Copy out every record below with complete accuracy.

━━ Dataset extract

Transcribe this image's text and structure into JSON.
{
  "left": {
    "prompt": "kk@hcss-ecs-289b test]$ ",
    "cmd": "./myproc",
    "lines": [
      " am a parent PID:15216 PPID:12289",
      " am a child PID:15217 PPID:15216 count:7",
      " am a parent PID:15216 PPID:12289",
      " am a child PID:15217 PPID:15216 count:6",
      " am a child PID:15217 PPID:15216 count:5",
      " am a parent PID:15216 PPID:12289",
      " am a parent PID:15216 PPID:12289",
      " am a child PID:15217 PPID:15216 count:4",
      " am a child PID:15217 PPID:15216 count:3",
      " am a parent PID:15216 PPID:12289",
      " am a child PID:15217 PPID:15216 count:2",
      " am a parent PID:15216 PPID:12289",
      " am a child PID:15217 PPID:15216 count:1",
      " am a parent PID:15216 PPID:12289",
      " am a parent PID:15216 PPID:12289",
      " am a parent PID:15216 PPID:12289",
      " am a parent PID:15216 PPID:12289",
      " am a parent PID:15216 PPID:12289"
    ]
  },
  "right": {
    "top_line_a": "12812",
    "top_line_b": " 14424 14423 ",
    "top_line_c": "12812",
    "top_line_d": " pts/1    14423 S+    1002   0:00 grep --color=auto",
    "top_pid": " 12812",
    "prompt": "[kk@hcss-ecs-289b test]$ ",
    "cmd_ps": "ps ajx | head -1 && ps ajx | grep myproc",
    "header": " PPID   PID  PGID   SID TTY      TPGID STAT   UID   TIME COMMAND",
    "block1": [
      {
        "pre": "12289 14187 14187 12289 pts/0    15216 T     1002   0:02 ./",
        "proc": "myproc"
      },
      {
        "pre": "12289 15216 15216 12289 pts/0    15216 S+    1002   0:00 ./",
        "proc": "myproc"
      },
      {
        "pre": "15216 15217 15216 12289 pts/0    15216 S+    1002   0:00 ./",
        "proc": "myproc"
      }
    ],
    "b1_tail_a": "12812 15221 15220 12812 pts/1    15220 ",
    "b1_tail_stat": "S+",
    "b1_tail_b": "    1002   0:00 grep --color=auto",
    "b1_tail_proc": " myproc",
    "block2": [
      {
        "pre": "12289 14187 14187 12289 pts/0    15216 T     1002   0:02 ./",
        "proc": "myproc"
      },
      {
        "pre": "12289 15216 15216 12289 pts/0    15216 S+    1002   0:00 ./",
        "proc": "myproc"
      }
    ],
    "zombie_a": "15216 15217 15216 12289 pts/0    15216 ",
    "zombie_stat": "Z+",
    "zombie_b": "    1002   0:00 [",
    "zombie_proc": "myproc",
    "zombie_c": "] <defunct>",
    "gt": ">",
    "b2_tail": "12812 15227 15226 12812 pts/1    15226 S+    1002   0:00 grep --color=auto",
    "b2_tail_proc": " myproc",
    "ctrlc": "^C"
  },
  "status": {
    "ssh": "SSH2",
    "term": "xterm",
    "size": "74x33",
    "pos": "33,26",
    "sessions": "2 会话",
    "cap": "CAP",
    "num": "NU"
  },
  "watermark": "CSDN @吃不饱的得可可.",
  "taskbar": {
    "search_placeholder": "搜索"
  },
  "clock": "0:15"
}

━━━━

Exercise result:
Transcribe this image's text and structure into JSON.
{
  "left": {
    "prompt": "kk@hcss-ecs-289b test]$ ",
    "cmd": "./myproc",
    "lines": [
      " am a parent PID:15216 PPID:12289",
      " am a child PID:15217 PPID:15216 count:7",
      " am a parent PID:15216 PPID:12289",
      " am a child PID:15217 PPID:15216 count:6",
      " am a child PID:15217 PPID:15216 count:5",
      " am a parent PID:15216 PPID:12289",
      " am a parent PID:15216 PPID:12289",
      " am a child PID:15217 PPID:15216 count:4",
      " am a child PID:15217 PPID:15216 count:3",
      " am a parent PID:15216 PPID:12289",
      " am a child PID:15217 PPID:15216 count:2",
      " am a parent PID:15216 PPID:12289",
      " am a child PID:15217 PPID:15216 count:1",
      " am a parent PID:15216 PPID:12289",
      " am a parent PID:15216 PPID:12289",
      " am a parent PID:15216 PPID:12289",
      " am a parent PID:15216 PPID:12289",
      " am a parent PID:15216 PPID:12289"
    ]
  },
  "right": {
    "top_line_a": "12812",
    "top_line_b": " 14424 14423 ",
    "top_line_c": "12812",
    "top_line_d": " pts/1    14423 S+    1002   0:00 grep --color=auto",
    "top_pid": " 12812",
    "prompt": "[kk@hcss-ecs-289b test]$ ",
    "cmd_ps": "ps ajx | head -1 && ps ajx | grep myproc",
    "header": " PPID   PID  PGID   SID TTY      TPGID STAT   UID   TIME COMMAND",
    "block1": [
      {
        "pre": "12289 14187 14187 12289 pts/0    15216 T     1002   0:02 ./",
        "proc": "myproc"
      },
      {
        "pre": "12289 15216 15216 12289 pts/0    15216 S+    1002   0:00 ./",
        "proc": "myproc"
      },
      {
        "pre": "15216 15217 15216 12289 pts/0    15216 S+    1002   0:00 ./",
        "proc": "myproc"
      }
    ],
    "b1_tail_a": "12812 15221 15220 12812 pts/1    15220 ",
    "b1_tail_stat": "S+",
    "b1_tail_b": "    1002   0:00 grep --color=auto",
    "b1_tail_proc": " myproc",
    "block2": [
      {
        "pre": "12289 14187 14187 12289 pts/0    15216 T     1002   0:02 ./",
        "proc": "myproc"
      },
      {
        "pre": "12289 15216 15216 12289 pts/0    15216 S+    1002   0:00 ./",
        "proc": "myproc"
      }
    ],
    "zombie_a": "15216 15217 15216 12289 pts/0    15216 ",
    "zombie_stat": "Z+",
    "zombie_b": "    1002   0:00 [",
    "zombie_proc": "myproc",
    "zombie_c": "] <defunct>",
    "gt": ">",
    "b2_tail": "12812 15227 15226 12812 pts/1    15226 S+    1002   0:00 grep --color=auto",
    "b2_tail_proc": " myproc",
    "ctrlc": "^C"
  },
  "status": {
    "ssh": "SSH2",
    "term": "xterm",
    "size": "74x33",
    "pos": "33,26",
    "sessions": "2 会话",
    "cap": "CAP",
    "num": "NU"
  },
  "watermark": "CSDN @吃不饱的得可可.",
  "taskbar": {
    "search_placeholder": "搜索"
  },
  "clock": "0:15"
}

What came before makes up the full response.